§ **SHORT PROBLEM**
Scan the entries below and extract each line with the word "values" in it.

=-=-=-=-=

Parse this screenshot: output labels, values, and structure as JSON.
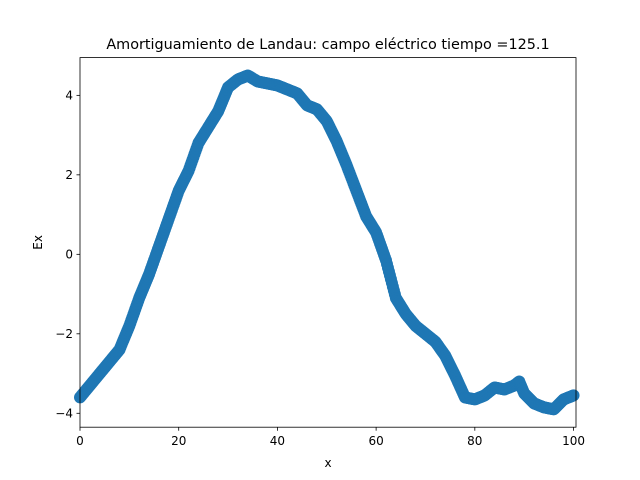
{
  "chart_data": {
    "type": "scatter",
    "title": "Amortiguamiento de Landau: campo eléctrico  tiempo =125.1",
    "xlabel": "x",
    "ylabel": "Ex",
    "xlim": [
      0,
      100.5
    ],
    "ylim": [
      -4.35,
      4.95
    ],
    "xticks": [
      0,
      20,
      40,
      60,
      80,
      100
    ],
    "yticks": [
      -4,
      -2,
      0,
      2,
      4
    ],
    "xtick_labels": [
      "0",
      "20",
      "40",
      "60",
      "80",
      "100"
    ],
    "ytick_labels": [
      "−4",
      "−2",
      "0",
      "2",
      "4"
    ],
    "grid": false,
    "color": "#1f77b4",
    "series": [
      {
        "x": [
          0,
          2,
          4,
          6,
          8,
          10,
          12,
          14,
          16,
          18,
          20,
          22,
          24,
          26,
          28,
          30,
          32,
          34,
          36,
          38,
          40,
          42,
          44,
          46,
          48,
          50,
          52,
          54,
          56,
          58,
          60,
          62,
          64,
          66,
          68,
          70,
          72,
          74,
          76,
          78,
          80,
          82,
          84,
          86,
          88,
          89,
          90,
          92,
          94,
          96,
          98,
          100
        ],
        "y": [
          -3.6,
          -3.3,
          -3.0,
          -2.7,
          -2.4,
          -1.8,
          -1.1,
          -0.5,
          0.2,
          0.9,
          1.6,
          2.1,
          2.8,
          3.2,
          3.6,
          4.2,
          4.4,
          4.5,
          4.35,
          4.3,
          4.25,
          4.15,
          4.05,
          3.75,
          3.65,
          3.35,
          2.85,
          2.25,
          1.6,
          0.95,
          0.55,
          -0.15,
          -1.1,
          -1.5,
          -1.8,
          -2.0,
          -2.2,
          -2.55,
          -3.05,
          -3.6,
          -3.65,
          -3.55,
          -3.35,
          -3.4,
          -3.3,
          -3.2,
          -3.5,
          -3.75,
          -3.85,
          -3.9,
          -3.65,
          -3.55
        ]
      }
    ]
  }
}
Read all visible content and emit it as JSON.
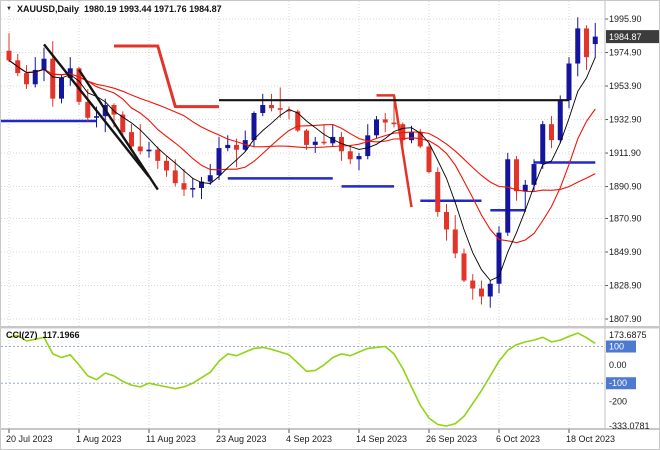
{
  "header": {
    "dropdown_glyph": "▼",
    "symbol": "XAUUSD,Daily",
    "ohlc": "1980.19 1993.44 1971.76 1984.87"
  },
  "price_axis": {
    "current_price": "1984.87"
  },
  "chart_data": {
    "type": "candlestick",
    "title": "XAUUSD,Daily",
    "y_ticks": [
      "1995.90",
      "1974.90",
      "1953.90",
      "1932.90",
      "1911.90",
      "1890.90",
      "1870.90",
      "1849.90",
      "1828.90",
      "1807.90"
    ],
    "x_ticks": [
      {
        "label": "20 Jul 2023",
        "index": 0
      },
      {
        "label": "1 Aug 2023",
        "index": 8
      },
      {
        "label": "11 Aug 2023",
        "index": 16
      },
      {
        "label": "23 Aug 2023",
        "index": 24
      },
      {
        "label": "4 Sep 2023",
        "index": 32
      },
      {
        "label": "14 Sep 2023",
        "index": 40
      },
      {
        "label": "26 Sep 2023",
        "index": 48
      },
      {
        "label": "6 Oct 2023",
        "index": 56
      },
      {
        "label": "18 Oct 2023",
        "index": 64
      }
    ],
    "candles": [
      [
        1976,
        1987,
        1969,
        1970
      ],
      [
        1970,
        1974,
        1960,
        1962
      ],
      [
        1962,
        1967,
        1952,
        1955
      ],
      [
        1955,
        1972,
        1953,
        1964
      ],
      [
        1964,
        1978,
        1957,
        1971
      ],
      [
        1971,
        1982,
        1941,
        1946
      ],
      [
        1946,
        1961,
        1943,
        1959
      ],
      [
        1959,
        1972,
        1954,
        1965
      ],
      [
        1965,
        1966,
        1942,
        1944
      ],
      [
        1944,
        1952,
        1932,
        1934
      ],
      [
        1934,
        1941,
        1928,
        1935
      ],
      [
        1935,
        1946,
        1925,
        1942
      ],
      [
        1942,
        1943,
        1928,
        1936
      ],
      [
        1936,
        1938,
        1922,
        1925
      ],
      [
        1925,
        1930,
        1914,
        1916
      ],
      [
        1916,
        1930,
        1911,
        1913
      ],
      [
        1913,
        1919,
        1909,
        1914
      ],
      [
        1914,
        1916,
        1902,
        1907
      ],
      [
        1907,
        1910,
        1897,
        1901
      ],
      [
        1901,
        1908,
        1891,
        1893
      ],
      [
        1893,
        1902,
        1885,
        1889
      ],
      [
        1889,
        1896,
        1884,
        1890
      ],
      [
        1890,
        1897,
        1883,
        1894
      ],
      [
        1894,
        1905,
        1892,
        1898
      ],
      [
        1898,
        1922,
        1895,
        1915
      ],
      [
        1915,
        1923,
        1913,
        1917
      ],
      [
        1917,
        1921,
        1903,
        1914
      ],
      [
        1914,
        1926,
        1913,
        1920
      ],
      [
        1920,
        1938,
        1916,
        1937
      ],
      [
        1937,
        1949,
        1935,
        1942
      ],
      [
        1942,
        1949,
        1938,
        1940
      ],
      [
        1940,
        1953,
        1934,
        1939
      ],
      [
        1939,
        1941,
        1933,
        1938
      ],
      [
        1938,
        1939,
        1925,
        1926
      ],
      [
        1926,
        1927,
        1914,
        1917
      ],
      [
        1917,
        1922,
        1912,
        1919
      ],
      [
        1919,
        1930,
        1917,
        1918
      ],
      [
        1918,
        1930,
        1916,
        1922
      ],
      [
        1922,
        1925,
        1907,
        1913
      ],
      [
        1913,
        1917,
        1905,
        1908
      ],
      [
        1908,
        1912,
        1901,
        1910
      ],
      [
        1910,
        1930,
        1908,
        1923
      ],
      [
        1923,
        1935,
        1921,
        1933
      ],
      [
        1933,
        1937,
        1925,
        1931
      ],
      [
        1931,
        1947,
        1928,
        1930
      ],
      [
        1930,
        1931,
        1913,
        1920
      ],
      [
        1920,
        1929,
        1918,
        1925
      ],
      [
        1925,
        1927,
        1915,
        1916
      ],
      [
        1916,
        1918,
        1899,
        1900
      ],
      [
        1900,
        1903,
        1872,
        1875
      ],
      [
        1875,
        1880,
        1857,
        1864
      ],
      [
        1864,
        1873,
        1846,
        1849
      ],
      [
        1849,
        1852,
        1831,
        1832
      ],
      [
        1832,
        1836,
        1820,
        1827
      ],
      [
        1827,
        1832,
        1817,
        1822
      ],
      [
        1822,
        1832,
        1815,
        1830
      ],
      [
        1830,
        1866,
        1824,
        1862
      ],
      [
        1862,
        1912,
        1860,
        1908
      ],
      [
        1908,
        1910,
        1882,
        1888
      ],
      [
        1888,
        1895,
        1875,
        1892
      ],
      [
        1892,
        1908,
        1888,
        1905
      ],
      [
        1905,
        1932,
        1902,
        1930
      ],
      [
        1930,
        1935,
        1915,
        1920
      ],
      [
        1920,
        1948,
        1918,
        1945
      ],
      [
        1945,
        1972,
        1940,
        1968
      ],
      [
        1968,
        1997,
        1960,
        1990
      ],
      [
        1990,
        1992,
        1964,
        1972
      ],
      [
        1980.19,
        1993.44,
        1971.76,
        1984.87
      ]
    ],
    "overlays": {
      "moving_averages": [
        {
          "period": 21,
          "color": "#f01408",
          "width": 1.1
        },
        {
          "period": 10,
          "color": "#f01408",
          "width": 1.1
        },
        {
          "period": 5,
          "color": "#000000",
          "width": 0.9
        }
      ],
      "step_lines": [
        {
          "color": "#2028d4",
          "width": 2.5,
          "points": [
            [
              -1,
              1932
            ],
            [
              10,
              1932
            ]
          ]
        },
        {
          "color": "#2028d4",
          "width": 2.5,
          "points": [
            [
              25,
              1896
            ],
            [
              37,
              1896
            ]
          ]
        },
        {
          "color": "#2028d4",
          "width": 2.5,
          "points": [
            [
              38,
              1891
            ],
            [
              44,
              1891
            ]
          ]
        },
        {
          "color": "#2028d4",
          "width": 2.5,
          "points": [
            [
              47,
              1882
            ],
            [
              54,
              1882
            ]
          ]
        },
        {
          "color": "#2028d4",
          "width": 2.5,
          "points": [
            [
              55,
              1876
            ],
            [
              59,
              1876
            ]
          ]
        },
        {
          "color": "#2028d4",
          "width": 2.5,
          "points": [
            [
              60,
              1906
            ],
            [
              67,
              1906
            ]
          ]
        },
        {
          "color": "#e23428",
          "width": 3,
          "points": [
            [
              12,
              1979
            ],
            [
              17,
              1979
            ],
            [
              19,
              1941
            ],
            [
              24,
              1941
            ]
          ]
        },
        {
          "color": "#e23428",
          "width": 2.5,
          "points": [
            [
              42,
              1948
            ],
            [
              44,
              1948
            ],
            [
              46,
              1878
            ]
          ]
        }
      ],
      "trend_lines": [
        {
          "color": "#141414",
          "width": 2.4,
          "points": [
            [
              4,
              1980
            ],
            [
              16,
              1897
            ]
          ]
        },
        {
          "color": "#141414",
          "width": 2.4,
          "points": [
            [
              8,
              1964
            ],
            [
              17,
              1889
            ]
          ]
        },
        {
          "color": "#141414",
          "width": 2.2,
          "points": [
            [
              24,
              1945
            ],
            [
              64,
              1945
            ]
          ]
        }
      ]
    },
    "indicator_pane": {
      "name": "CCI(27)",
      "current": "117.1966",
      "max": 173.6875,
      "min": -333.0781,
      "levels": [
        100,
        -100
      ],
      "axis_labels": [
        {
          "text": "173.6875",
          "value": 173.6875,
          "boxed": false
        },
        {
          "text": "100",
          "value": 100,
          "boxed": true
        },
        {
          "text": "0.00",
          "value": 0,
          "boxed": false
        },
        {
          "text": "-100",
          "value": -100,
          "boxed": true
        },
        {
          "text": "-200",
          "value": -200,
          "boxed": false
        },
        {
          "text": "-333.0781",
          "value": -333.0781,
          "boxed": false
        }
      ],
      "values": [
        150,
        160,
        130,
        140,
        150,
        60,
        40,
        55,
        0,
        -60,
        -80,
        -45,
        -60,
        -90,
        -110,
        -120,
        -100,
        -110,
        -120,
        -130,
        -120,
        -100,
        -70,
        -40,
        20,
        60,
        50,
        70,
        90,
        95,
        85,
        70,
        55,
        10,
        -35,
        -30,
        0,
        40,
        60,
        50,
        70,
        90,
        95,
        100,
        60,
        -20,
        -120,
        -220,
        -290,
        -325,
        -333,
        -320,
        -280,
        -210,
        -140,
        -60,
        20,
        80,
        110,
        125,
        135,
        150,
        125,
        135,
        155,
        173,
        148,
        117.2
      ]
    }
  },
  "colors": {
    "bull": "#14149c",
    "bear": "#e23428",
    "cci": "#90d414",
    "grid": "#d7d7d7",
    "level_line": "#9aaace",
    "level_box": "#4d79cf",
    "badge_bg": "#3c3c3c",
    "badge_text": "#ffffff",
    "axis_text": "#1a1a1a",
    "divider": "#8f8f8f",
    "axis_border": "#c0c0c0",
    "tick": "#555555"
  }
}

=-=-=-=-=

§ **COMPLETE RESPONSE**
Parse this screenshot: output labels, values, and structure as JSON.
      "values": [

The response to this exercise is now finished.